• Task goal:
Identify the lines that include the word "Piace", then copy all of them.

• Data in this exercise:
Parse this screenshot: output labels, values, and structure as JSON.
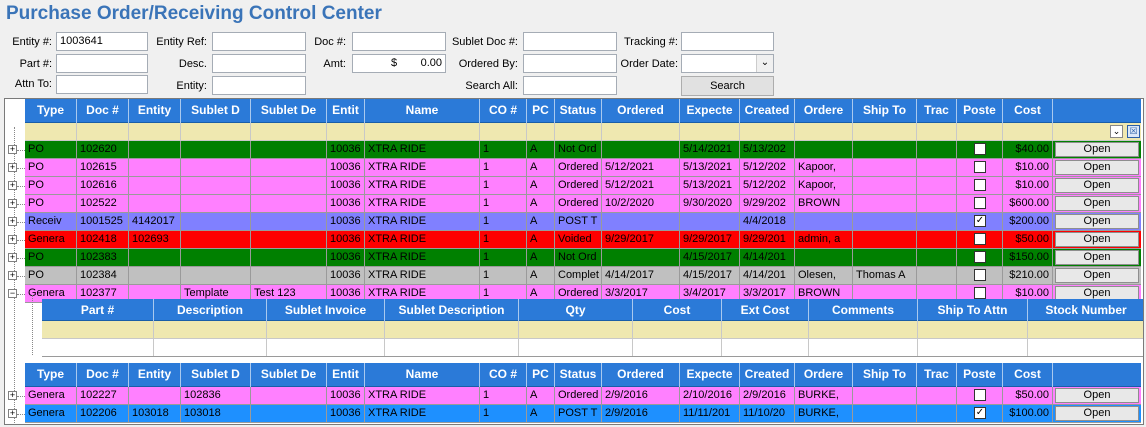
{
  "title": "Purchase Order/Receiving Control Center",
  "form": {
    "entity_num_label": "Entity #:",
    "entity_num_value": "1003641",
    "part_num_label": "Part #:",
    "part_num_value": "",
    "attn_to_label": "Attn To:",
    "attn_to_value": "",
    "entity_ref_label": "Entity Ref:",
    "entity_ref_value": "",
    "desc_label": "Desc.",
    "desc_value": "",
    "entity_label": "Entity:",
    "entity_value": "",
    "doc_num_label": "Doc #:",
    "doc_num_value": "",
    "amt_label": "Amt:",
    "amt_currency": "$",
    "amt_value": "0.00",
    "sublet_doc_label": "Sublet Doc #:",
    "sublet_doc_value": "",
    "ordered_by_label": "Ordered By:",
    "ordered_by_value": "",
    "search_all_label": "Search All:",
    "search_all_value": "",
    "tracking_label": "Tracking #:",
    "tracking_value": "",
    "order_date_label": "Order Date:",
    "order_date_value": "",
    "search_button": "Search"
  },
  "grid": {
    "columns": [
      "Type",
      "Doc #",
      "Entity",
      "Sublet D",
      "Sublet De",
      "Entit",
      "Name",
      "CO #",
      "PC",
      "Status",
      "Ordered",
      "Expecte",
      "Created",
      "Ordere",
      "Ship To",
      "Trac",
      "Poste",
      "Cost"
    ],
    "rows": [
      {
        "bg": "#008000",
        "cells": [
          "PO",
          "102620",
          "",
          "",
          "",
          "10036",
          "XTRA RIDE",
          "1",
          "A",
          "Not Ord",
          "",
          "5/14/2021",
          "5/13/202",
          "",
          "",
          "",
          ""
        ],
        "posted": false,
        "cost": "$40.00",
        "open": "Open"
      },
      {
        "bg": "#ff80ff",
        "cells": [
          "PO",
          "102615",
          "",
          "",
          "",
          "10036",
          "XTRA RIDE",
          "1",
          "A",
          "Ordered",
          "5/12/2021",
          "5/13/2021",
          "5/12/202",
          "Kapoor,",
          "",
          "",
          ""
        ],
        "posted": false,
        "cost": "$10.00",
        "open": "Open"
      },
      {
        "bg": "#ff80ff",
        "cells": [
          "PO",
          "102616",
          "",
          "",
          "",
          "10036",
          "XTRA RIDE",
          "1",
          "A",
          "Ordered",
          "5/12/2021",
          "5/13/2021",
          "5/12/202",
          "Kapoor,",
          "",
          "",
          ""
        ],
        "posted": false,
        "cost": "$10.00",
        "open": "Open"
      },
      {
        "bg": "#ff80ff",
        "cells": [
          "PO",
          "102522",
          "",
          "",
          "",
          "10036",
          "XTRA RIDE",
          "1",
          "A",
          "Ordered",
          "10/2/2020",
          "9/30/2020",
          "9/29/202",
          "BROWN",
          "",
          "",
          ""
        ],
        "posted": false,
        "cost": "$600.00",
        "open": "Open"
      },
      {
        "bg": "#8080ff",
        "cells": [
          "Receiv",
          "1001525",
          "4142017",
          "",
          "",
          "10036",
          "XTRA RIDE",
          "1",
          "A",
          "POST T",
          "",
          "",
          "4/4/2018",
          "",
          "",
          "",
          ""
        ],
        "posted": true,
        "cost": "$200.00",
        "open": "Open"
      },
      {
        "bg": "#ff0000",
        "cells": [
          "Genera",
          "102418",
          "102693",
          "",
          "",
          "10036",
          "XTRA RIDE",
          "1",
          "A",
          "Voided",
          "9/29/2017",
          "9/29/2017",
          "9/29/201",
          "admin, a",
          "",
          "",
          ""
        ],
        "posted": false,
        "cost": "$50.00",
        "open": "Open"
      },
      {
        "bg": "#008000",
        "cells": [
          "PO",
          "102383",
          "",
          "",
          "",
          "10036",
          "XTRA RIDE",
          "1",
          "A",
          "Not Ord",
          "",
          "4/15/2017",
          "4/14/201",
          "",
          "",
          "",
          ""
        ],
        "posted": false,
        "cost": "$150.00",
        "open": "Open"
      },
      {
        "bg": "#c0c0c0",
        "cells": [
          "PO",
          "102384",
          "",
          "",
          "",
          "10036",
          "XTRA RIDE",
          "1",
          "A",
          "Complet",
          "4/14/2017",
          "4/15/2017",
          "4/14/201",
          "Olesen,",
          "Thomas A",
          "",
          ""
        ],
        "posted": false,
        "cost": "$210.00",
        "open": "Open"
      },
      {
        "bg": "#ff80ff",
        "cells": [
          "Genera",
          "102377",
          "",
          "Template",
          "Test 123",
          "10036",
          "XTRA RIDE",
          "1",
          "A",
          "Ordered",
          "3/3/2017",
          "3/4/2017",
          "3/3/2017",
          "BROWN",
          "",
          "",
          ""
        ],
        "posted": false,
        "cost": "$10.00",
        "open": "Open",
        "expanded": true
      }
    ],
    "child_columns": [
      "Part #",
      "Description",
      "Sublet Invoice",
      "Sublet Description",
      "Qty",
      "Cost",
      "Ext Cost",
      "Comments",
      "Ship To Attn",
      "Stock Number"
    ],
    "rows2": [
      {
        "bg": "#ff80ff",
        "cells": [
          "Genera",
          "102227",
          "",
          "102836",
          "",
          "10036",
          "XTRA RIDE",
          "1",
          "A",
          "Ordered",
          "2/9/2016",
          "2/10/2016",
          "2/9/2016",
          "BURKE,",
          "",
          "",
          ""
        ],
        "posted": false,
        "cost": "$50.00",
        "open": "Open"
      },
      {
        "bg": "#1e90ff",
        "cells": [
          "Genera",
          "102206",
          "103018",
          "103018",
          "",
          "10036",
          "XTRA RIDE",
          "1",
          "A",
          "POST T",
          "2/9/2016",
          "11/11/201",
          "11/10/20",
          "BURKE,",
          "",
          "",
          ""
        ],
        "posted": true,
        "cost": "$100.00",
        "open": "Open"
      }
    ]
  },
  "colors": {
    "header": "#2b7ad8",
    "filter": "#efe8b0",
    "title": "#3a74b8"
  }
}
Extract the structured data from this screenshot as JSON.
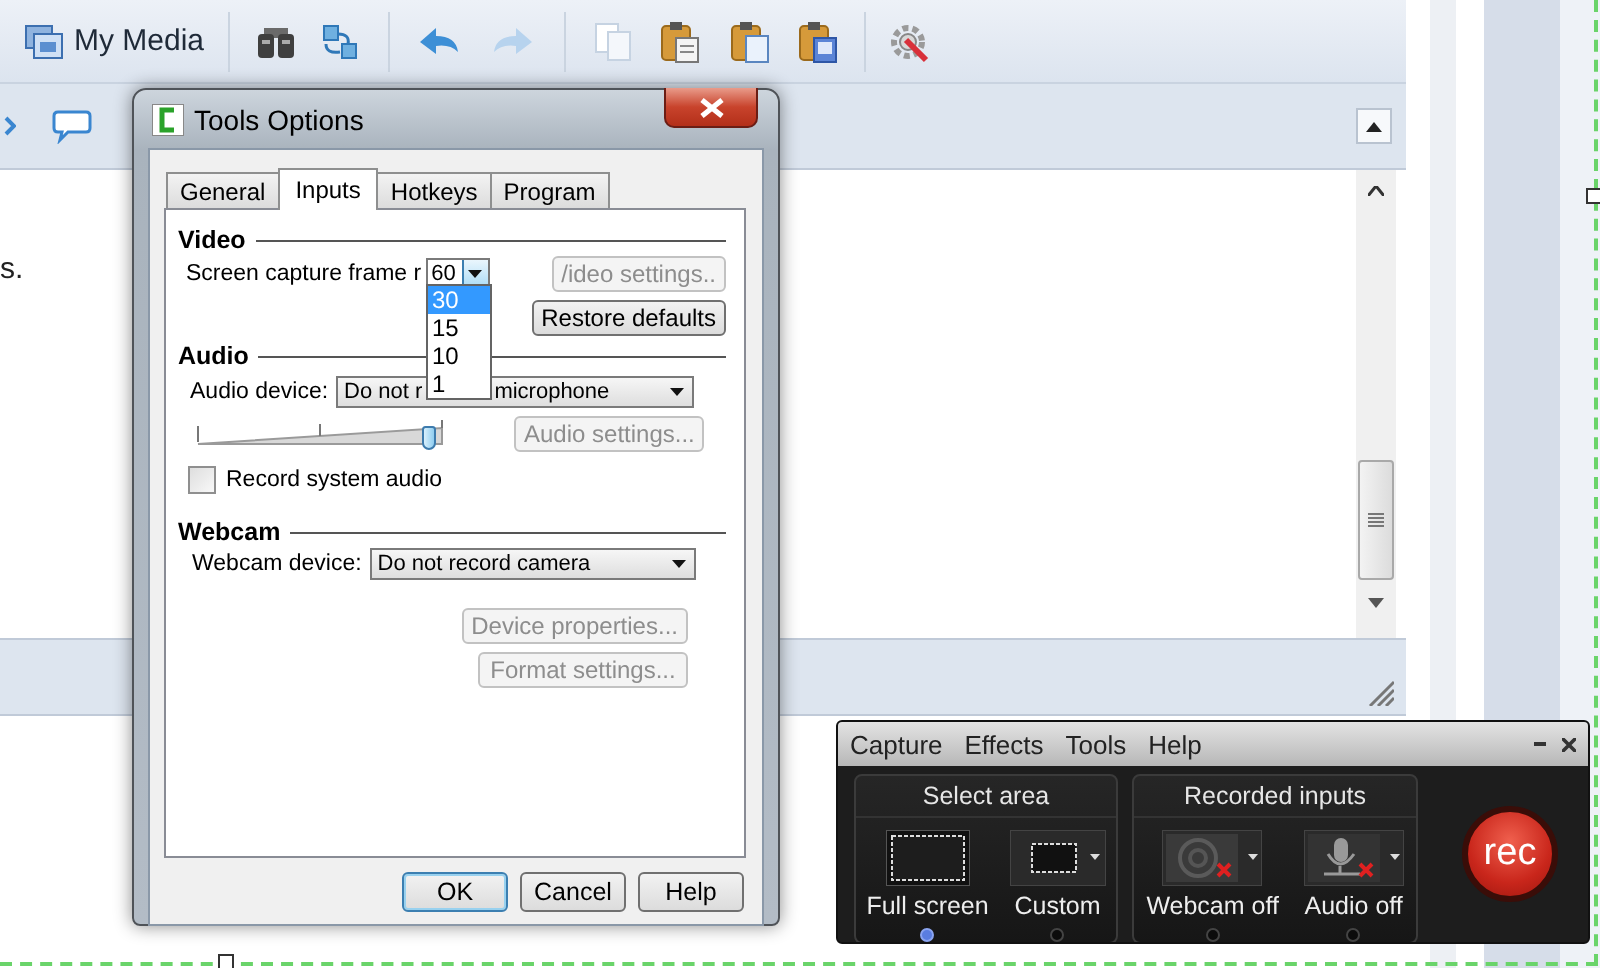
{
  "app": {
    "media_button": "My Media",
    "document_text": "s."
  },
  "dialog": {
    "title": "Tools Options",
    "tabs": [
      {
        "label": "General",
        "selected": false
      },
      {
        "label": "Inputs",
        "selected": true
      },
      {
        "label": "Hotkeys",
        "selected": false
      },
      {
        "label": "Program",
        "selected": false
      }
    ],
    "video": {
      "heading": "Video",
      "frame_rate_label": "Screen capture frame r",
      "frame_rate_value": "60",
      "frame_rate_expanded": true,
      "frame_rate_options": [
        {
          "label": "30",
          "selected": true
        },
        {
          "label": "15",
          "selected": false
        },
        {
          "label": "10",
          "selected": false
        },
        {
          "label": "1",
          "selected": false
        }
      ],
      "settings_button": {
        "label": "/ideo settings..",
        "disabled": true
      },
      "restore_button": {
        "label": "Restore defaults",
        "disabled": false
      }
    },
    "audio": {
      "heading": "Audio",
      "device_label": "Audio device:",
      "device_value_parts": [
        "Do not r",
        "microphone"
      ],
      "volume": {
        "level": 0.97
      },
      "settings_button": {
        "label": "Audio settings...",
        "disabled": true
      },
      "record_system_audio": {
        "label": "Record system audio",
        "checked": false
      }
    },
    "webcam": {
      "heading": "Webcam",
      "device_label": "Webcam device:",
      "device_value": "Do not record camera",
      "properties_button": {
        "label": "Device properties...",
        "disabled": true
      },
      "format_button": {
        "label": "Format settings...",
        "disabled": true
      }
    },
    "buttons": [
      {
        "label": "OK",
        "default": true
      },
      {
        "label": "Cancel",
        "default": false
      },
      {
        "label": "Help",
        "default": false
      }
    ]
  },
  "recorder": {
    "menu": [
      "Capture",
      "Effects",
      "Tools",
      "Help"
    ],
    "groups": [
      {
        "title": "Select area",
        "items": [
          {
            "kind": "fullscreen",
            "label": "Full screen",
            "selected": true
          },
          {
            "kind": "custom",
            "label": "Custom",
            "selected": false
          }
        ]
      },
      {
        "title": "Recorded inputs",
        "items": [
          {
            "kind": "webcam",
            "label": "Webcam off",
            "on": false
          },
          {
            "kind": "audio",
            "label": "Audio off",
            "on": false
          }
        ]
      }
    ],
    "rec_button": "rec"
  }
}
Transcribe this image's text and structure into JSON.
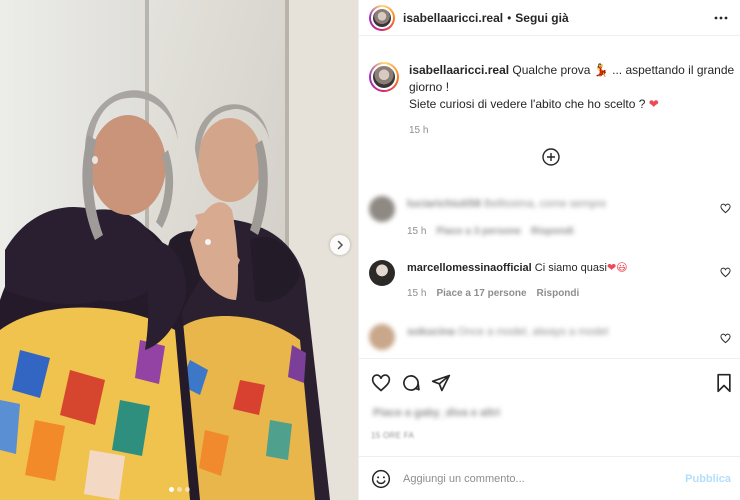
{
  "header": {
    "username": "isabellaaricci.real",
    "separator": "•",
    "follow_label": "Segui già",
    "more_icon": "more-horizontal-icon"
  },
  "caption": {
    "username": "isabellaaricci.real",
    "text_before_emoji": "Qualche prova",
    "emoji": "💃",
    "text_after_emoji": "... aspettando il grande giorno !",
    "line2": "Siete curiosi di vedere l'abito che ho scelto ?",
    "heart": "❤",
    "time": "15 h"
  },
  "load_more_icon": "plus-circle-icon",
  "comments": [
    {
      "username": "luciarichiuti58",
      "text": "Bellissima, come sempre",
      "time": "15 h",
      "likes": "Piace a 3 persone",
      "reply": "Rispondi",
      "blurred": true
    },
    {
      "username": "marcellomessinaofficial",
      "text": "Ci siamo quasi",
      "emoji": "❤😃",
      "time": "15 h",
      "likes": "Piace a 17 persone",
      "reply": "Rispondi",
      "blurred": false
    },
    {
      "username": "sokucina",
      "text": "Once a model, always a model",
      "blurred": true
    }
  ],
  "likes_text": "Piace a gaby_diva e altri",
  "posted": "15 ORE FA",
  "composer": {
    "placeholder": "Aggiungi un commento...",
    "publish_label": "Pubblica"
  },
  "colors": {
    "text": "#262626",
    "muted": "#8e8e8e",
    "heart_red": "#ed4956",
    "publish_disabled": "#b2dffc"
  }
}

• Output for this exercise:
      "likes": "Piace a 3 persone",
      "likes": "Piace a 17 persone",
  "likes_text": "Piace a gaby_diva e altri",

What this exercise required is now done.